═════ QUELLDOKUMENT

Fahrgastverband warnt Senat vor neuer S-Bahn-Krise
Berlin - So viel steht fest: In einigen Jahren werden Berlin und Brandenburg viele neue S-Bahnen brauchen. Ein Großteil der Flotte wird ausgemustert, und weil die Zahl der Fahrgäste immer weiter steigt, ist außerdem eine Vergrößerung des Fahrzeugparks notwendig.

Um die Region vor einer erneuten S-Bahn-Krise zu bewahren, müsse der Senat rasch handeln, fordert jetzt der Fahrgastverband IGEB. „Er muss eine Entscheidung treffen – und zwar schnell“, verlangt der Vorsitzende, Christfried Tschepe.

Doch der Streit um das neue Organisationsmodell, das der Senat plant, dauert an. Mittlerweile warnen nicht nur die SPD und Linken vor den tiefgreifenden Veränderungen, die vorgesehen sind. Auch andere Experten fürchten Risiken, die Fahrgäste belasten könnten.

Der Senat steht unter Druck. Klar ist, dass er die Weichen für die Zukunft der S-Bahn zügig stellen muss. Eine rasche Entscheidung ist gefragt, denn schon ab 2023 droht eine „gravierende Kapazitäts- und Angebotslücke“, wie es in einem internen Papier heißt.

══════════
═════ GESPEICHERTE DATEN

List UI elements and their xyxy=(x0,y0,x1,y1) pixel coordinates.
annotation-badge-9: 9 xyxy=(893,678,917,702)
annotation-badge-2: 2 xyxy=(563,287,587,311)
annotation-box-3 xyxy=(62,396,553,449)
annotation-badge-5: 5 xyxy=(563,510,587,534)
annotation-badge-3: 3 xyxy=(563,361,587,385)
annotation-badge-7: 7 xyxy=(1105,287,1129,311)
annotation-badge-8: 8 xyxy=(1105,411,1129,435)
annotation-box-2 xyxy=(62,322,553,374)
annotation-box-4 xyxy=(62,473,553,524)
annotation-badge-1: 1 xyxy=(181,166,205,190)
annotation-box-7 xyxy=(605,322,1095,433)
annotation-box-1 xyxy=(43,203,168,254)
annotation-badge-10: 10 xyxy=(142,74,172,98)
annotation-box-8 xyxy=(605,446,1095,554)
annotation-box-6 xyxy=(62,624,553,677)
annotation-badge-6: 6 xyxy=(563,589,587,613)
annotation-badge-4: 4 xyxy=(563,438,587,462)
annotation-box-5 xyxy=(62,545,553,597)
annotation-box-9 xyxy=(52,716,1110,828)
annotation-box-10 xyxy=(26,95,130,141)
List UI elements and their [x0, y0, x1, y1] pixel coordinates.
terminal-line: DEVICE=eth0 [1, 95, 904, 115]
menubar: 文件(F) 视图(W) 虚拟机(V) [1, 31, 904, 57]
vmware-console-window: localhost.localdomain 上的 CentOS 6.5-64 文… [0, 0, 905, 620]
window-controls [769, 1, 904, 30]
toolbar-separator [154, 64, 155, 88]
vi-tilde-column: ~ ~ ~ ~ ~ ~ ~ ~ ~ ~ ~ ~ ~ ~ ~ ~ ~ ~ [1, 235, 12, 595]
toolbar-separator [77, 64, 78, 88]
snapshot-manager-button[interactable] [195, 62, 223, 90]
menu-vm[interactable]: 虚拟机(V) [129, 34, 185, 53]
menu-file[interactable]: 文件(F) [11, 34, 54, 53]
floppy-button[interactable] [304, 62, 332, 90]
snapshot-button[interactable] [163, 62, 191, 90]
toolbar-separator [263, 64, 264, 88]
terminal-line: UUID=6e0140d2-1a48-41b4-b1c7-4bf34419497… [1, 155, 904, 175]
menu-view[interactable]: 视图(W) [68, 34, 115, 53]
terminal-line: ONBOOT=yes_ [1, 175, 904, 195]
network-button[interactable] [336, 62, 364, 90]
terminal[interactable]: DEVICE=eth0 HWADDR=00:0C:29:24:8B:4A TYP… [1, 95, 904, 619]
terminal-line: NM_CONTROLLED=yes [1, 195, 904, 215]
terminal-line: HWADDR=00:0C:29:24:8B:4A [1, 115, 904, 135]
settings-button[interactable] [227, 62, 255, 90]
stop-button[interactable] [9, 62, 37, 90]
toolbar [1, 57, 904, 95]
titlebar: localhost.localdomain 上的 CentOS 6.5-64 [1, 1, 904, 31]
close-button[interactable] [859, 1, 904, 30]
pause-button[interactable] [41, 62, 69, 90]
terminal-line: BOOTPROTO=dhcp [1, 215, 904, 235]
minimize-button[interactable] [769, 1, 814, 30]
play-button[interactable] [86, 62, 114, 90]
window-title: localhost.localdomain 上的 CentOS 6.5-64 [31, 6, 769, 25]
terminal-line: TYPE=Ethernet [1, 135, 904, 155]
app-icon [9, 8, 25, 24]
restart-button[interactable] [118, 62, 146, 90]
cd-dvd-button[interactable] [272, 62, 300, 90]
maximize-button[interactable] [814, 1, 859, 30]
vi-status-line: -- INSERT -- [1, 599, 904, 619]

══════════

- ANFORDERUNGEN:
(a) Gib den Abschnitt aus dem Artikel über die S-Bahn von „Um die Region“ bis „Fahrgäste belasten könnten.“ in geänderter Form wieder, und zwar mit „Fachleute“ anstelle von „Experten“.
(b) Schreibe den Artikel über die drohende S-Bahn-Krise im Anschluss an seinen letzten Satz weiter.
Die Auflistungen sind eigenständiges Material und gehören nicht zum Artikel über die S-Bahn.

- GELÖSTE AUFGABEN:
(a)
Um die Region vor einer erneuten S-Bahn-Krise zu bewahren, müsse der Senat rasch handeln, fordert jetzt der Fahrgastverband IGEB. „Er muss eine Entscheidung treffen – und zwar schnell“, verlangt der Vorsitzende, Christfried Tschepe.

Doch der Streit um das neue Organisationsmodell, das der Senat plant, dauert an. Mittlerweile warnen nicht nur die SPD und Linken vor den tiefgreifenden Veränderungen, die vorgesehen sind. Auch andere Fachleute fürchten Risiken, die Fahrgäste belasten könnten.

(b)
Zwangslage für die Verkehrsverwaltung

Damit 2025 die ersten Prototypen und ab 2027 die Serienfahrzeuge geliefert werden können, müsste der Kauf neuer Züge noch in diesem Jahr ausgeschrieben werden. Schließlich werden für die Ost-West-Linien auf der Stadtbahn und die Nord-West-Strecken, um die es hier geht, nicht weniger als 600 Zwei-Wagen-Einheiten gebraucht. Geschätztes Volumen des Auftrags: etwa 2,4 Milliarden Euro.

Doch die Verkehrsverwaltung ist auch noch in anderer Hinsicht in einer Zwangslage. Denn die heftige Kritik an ihren Plänen dauert an. Derzeit ist es so, dass die S-Bahn Berlin GmbH Züge kauft, wartet und betreibt – alles aus einer Hand. Künftig soll das Aufgabenspektrum getrennt werden, nach dem Motto: die einen schrauben, die anderen fahren.

Wie berichtet, soll der Fahrzeughersteller die neuen S-Bahnen auch 30 Jahre lang instandhalten – als Dienstleister. Der Fahrzeugpool soll entweder ihm oder dem Land gehören. Das Personal, das die Bahnen fährt, wird von anderen Unternehmen gestellt. Mit einer Markterkundung will der Senat ausloten, ob es Firmen gibt, die sich für sein Modell interessieren. Es wurde mit Hilfe von Beratern vom Centrum Nahverkehr Berlin ausgearbeitet.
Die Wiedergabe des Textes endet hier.